■ SELECTION:

==================================================

JOHN LEYTON - “Johnny Remember Me”
(2nd September 1961)
I can’t take any of Joe Meek’s futurist cred away, and I wouldn’t want to try. But with forty-years of hindsight it’s also obvious how bound some of his records are to the past. “Johnny Remember Me” comes at us, bodice heaving, straight out of the Victorian gothic - “when the mists are rising and the rain is falling and the wind is blowing cold across the moors”. It’s a ghost story! But more than that, it’s a country ghost story - Leyton’s accent slips into pseudo-prairie and the urgent gallop of the music shares a bloodline with western standard “Ghost Riders In The Sky”. And more still, it’s a love song - a haunted, desperate love song. As the dead beloved’s vocals ring out high and clear Leyton’s own replies become more crazed - “Yes I’ll always remember - till the day I die I’ll hear her cry!”. Meek’s use of echo here is perfect - Leyton’s voice has a tint of it but the dead woman’s words are sharp and true; out on these moors we have slipped more than halfway into the beyond and it’s the living who sound muffled and eerie.

==================================================

■ RAW DATA:
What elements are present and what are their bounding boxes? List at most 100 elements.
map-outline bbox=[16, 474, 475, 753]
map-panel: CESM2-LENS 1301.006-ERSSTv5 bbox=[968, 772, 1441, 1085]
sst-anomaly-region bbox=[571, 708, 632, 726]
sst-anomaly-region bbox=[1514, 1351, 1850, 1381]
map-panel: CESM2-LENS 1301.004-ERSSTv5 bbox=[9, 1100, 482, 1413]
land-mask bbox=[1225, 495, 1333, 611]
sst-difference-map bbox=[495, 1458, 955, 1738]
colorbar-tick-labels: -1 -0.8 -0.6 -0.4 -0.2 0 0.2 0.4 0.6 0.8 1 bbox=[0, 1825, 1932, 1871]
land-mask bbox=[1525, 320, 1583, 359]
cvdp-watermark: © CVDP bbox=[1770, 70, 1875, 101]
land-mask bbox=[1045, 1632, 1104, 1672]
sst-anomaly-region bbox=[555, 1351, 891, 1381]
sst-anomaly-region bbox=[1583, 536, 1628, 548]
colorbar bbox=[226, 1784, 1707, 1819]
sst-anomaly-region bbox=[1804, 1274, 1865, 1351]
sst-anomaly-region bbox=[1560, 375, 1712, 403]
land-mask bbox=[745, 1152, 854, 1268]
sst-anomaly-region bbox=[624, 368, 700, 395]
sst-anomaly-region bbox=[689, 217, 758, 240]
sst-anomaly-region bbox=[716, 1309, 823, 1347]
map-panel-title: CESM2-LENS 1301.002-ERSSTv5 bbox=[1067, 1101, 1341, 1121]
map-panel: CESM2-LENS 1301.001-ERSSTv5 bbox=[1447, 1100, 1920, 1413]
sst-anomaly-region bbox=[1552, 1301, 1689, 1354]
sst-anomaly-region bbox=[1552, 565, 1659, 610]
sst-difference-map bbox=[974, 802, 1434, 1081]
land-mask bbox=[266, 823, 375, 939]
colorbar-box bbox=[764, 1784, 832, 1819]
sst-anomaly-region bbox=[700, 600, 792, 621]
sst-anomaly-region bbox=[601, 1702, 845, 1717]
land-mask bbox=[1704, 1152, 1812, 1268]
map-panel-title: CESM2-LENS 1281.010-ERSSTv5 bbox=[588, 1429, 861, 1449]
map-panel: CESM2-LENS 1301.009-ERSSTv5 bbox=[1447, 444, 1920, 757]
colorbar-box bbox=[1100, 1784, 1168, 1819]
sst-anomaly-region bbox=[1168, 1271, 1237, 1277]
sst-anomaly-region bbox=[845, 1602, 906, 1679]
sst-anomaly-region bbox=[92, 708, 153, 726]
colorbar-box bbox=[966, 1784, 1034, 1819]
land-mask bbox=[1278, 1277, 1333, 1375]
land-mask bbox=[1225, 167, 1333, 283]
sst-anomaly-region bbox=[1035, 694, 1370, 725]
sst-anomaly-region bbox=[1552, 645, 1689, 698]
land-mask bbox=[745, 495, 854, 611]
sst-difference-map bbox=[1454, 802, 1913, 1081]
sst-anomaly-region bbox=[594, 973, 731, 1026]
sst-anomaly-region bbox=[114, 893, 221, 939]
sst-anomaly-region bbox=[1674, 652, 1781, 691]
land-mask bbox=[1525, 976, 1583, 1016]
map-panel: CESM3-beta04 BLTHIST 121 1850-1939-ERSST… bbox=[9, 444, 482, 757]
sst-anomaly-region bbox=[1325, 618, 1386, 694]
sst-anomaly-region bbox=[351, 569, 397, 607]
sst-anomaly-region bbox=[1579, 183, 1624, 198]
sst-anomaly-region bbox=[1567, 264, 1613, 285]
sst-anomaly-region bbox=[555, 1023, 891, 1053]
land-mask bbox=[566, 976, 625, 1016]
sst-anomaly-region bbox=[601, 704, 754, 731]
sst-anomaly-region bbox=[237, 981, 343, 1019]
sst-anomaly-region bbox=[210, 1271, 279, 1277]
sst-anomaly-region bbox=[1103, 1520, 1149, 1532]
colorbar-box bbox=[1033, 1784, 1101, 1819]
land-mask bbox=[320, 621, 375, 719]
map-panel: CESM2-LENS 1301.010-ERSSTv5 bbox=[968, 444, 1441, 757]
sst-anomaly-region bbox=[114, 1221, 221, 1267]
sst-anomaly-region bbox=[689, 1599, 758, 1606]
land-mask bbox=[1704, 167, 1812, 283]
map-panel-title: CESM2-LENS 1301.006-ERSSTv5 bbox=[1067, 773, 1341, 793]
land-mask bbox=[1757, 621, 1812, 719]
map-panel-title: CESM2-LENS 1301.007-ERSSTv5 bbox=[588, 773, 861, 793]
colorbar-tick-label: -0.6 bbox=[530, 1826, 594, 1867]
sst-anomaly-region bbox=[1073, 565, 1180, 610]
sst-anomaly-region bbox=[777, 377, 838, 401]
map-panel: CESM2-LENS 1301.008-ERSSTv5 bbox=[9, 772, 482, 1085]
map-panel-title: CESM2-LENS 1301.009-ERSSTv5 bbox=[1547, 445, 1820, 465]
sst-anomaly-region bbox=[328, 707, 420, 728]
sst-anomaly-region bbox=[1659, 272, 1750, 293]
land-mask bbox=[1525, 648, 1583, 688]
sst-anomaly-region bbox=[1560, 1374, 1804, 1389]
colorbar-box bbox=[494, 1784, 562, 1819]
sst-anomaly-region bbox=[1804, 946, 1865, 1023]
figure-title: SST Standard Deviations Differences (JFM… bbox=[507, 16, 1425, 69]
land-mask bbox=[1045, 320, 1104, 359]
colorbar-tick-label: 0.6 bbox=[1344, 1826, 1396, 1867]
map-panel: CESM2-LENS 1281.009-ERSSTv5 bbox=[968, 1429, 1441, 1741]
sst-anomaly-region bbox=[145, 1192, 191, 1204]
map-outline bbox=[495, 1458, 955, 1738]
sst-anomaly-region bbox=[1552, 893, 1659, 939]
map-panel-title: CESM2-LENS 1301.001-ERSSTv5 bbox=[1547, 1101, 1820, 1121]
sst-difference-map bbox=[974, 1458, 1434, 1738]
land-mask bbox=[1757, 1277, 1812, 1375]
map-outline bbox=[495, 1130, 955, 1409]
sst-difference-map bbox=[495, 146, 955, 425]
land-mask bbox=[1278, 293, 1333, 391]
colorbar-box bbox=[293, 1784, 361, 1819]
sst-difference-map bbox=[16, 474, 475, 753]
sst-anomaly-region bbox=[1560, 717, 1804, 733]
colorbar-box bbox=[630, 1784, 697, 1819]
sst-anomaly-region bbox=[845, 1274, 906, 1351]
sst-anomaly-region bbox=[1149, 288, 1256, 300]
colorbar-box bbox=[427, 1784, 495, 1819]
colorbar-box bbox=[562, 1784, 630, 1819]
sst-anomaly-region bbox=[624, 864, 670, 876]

==================================================

■ STATED GOAL 1:
In the review of "Johnny Remember Me," which western standard is said to share a bloodline with the music's urgent gallop?
■ STATED GOAL 2:
Please repeat the listing from its first line through the line containing "sst-difference-map bbox=[495, 1458, 955, 1738]", swapping "sst-anomaly-region" for "sst-anomaly-zone" and leaving everything else unchanged.

■ RESPONSE 1:
"Ghost Riders In The Sky"

■ RESPONSE 2:
What elements are present and what are their bounding boxes? List at most 100 elements.
map-outline bbox=[16, 474, 475, 753]
map-panel: CESM2-LENS 1301.006-ERSSTv5 bbox=[968, 772, 1441, 1085]
sst-anomaly-zone bbox=[571, 708, 632, 726]
sst-anomaly-zone bbox=[1514, 1351, 1850, 1381]
map-panel: CESM2-LENS 1301.004-ERSSTv5 bbox=[9, 1100, 482, 1413]
land-mask bbox=[1225, 495, 1333, 611]
sst-difference-map bbox=[495, 1458, 955, 1738]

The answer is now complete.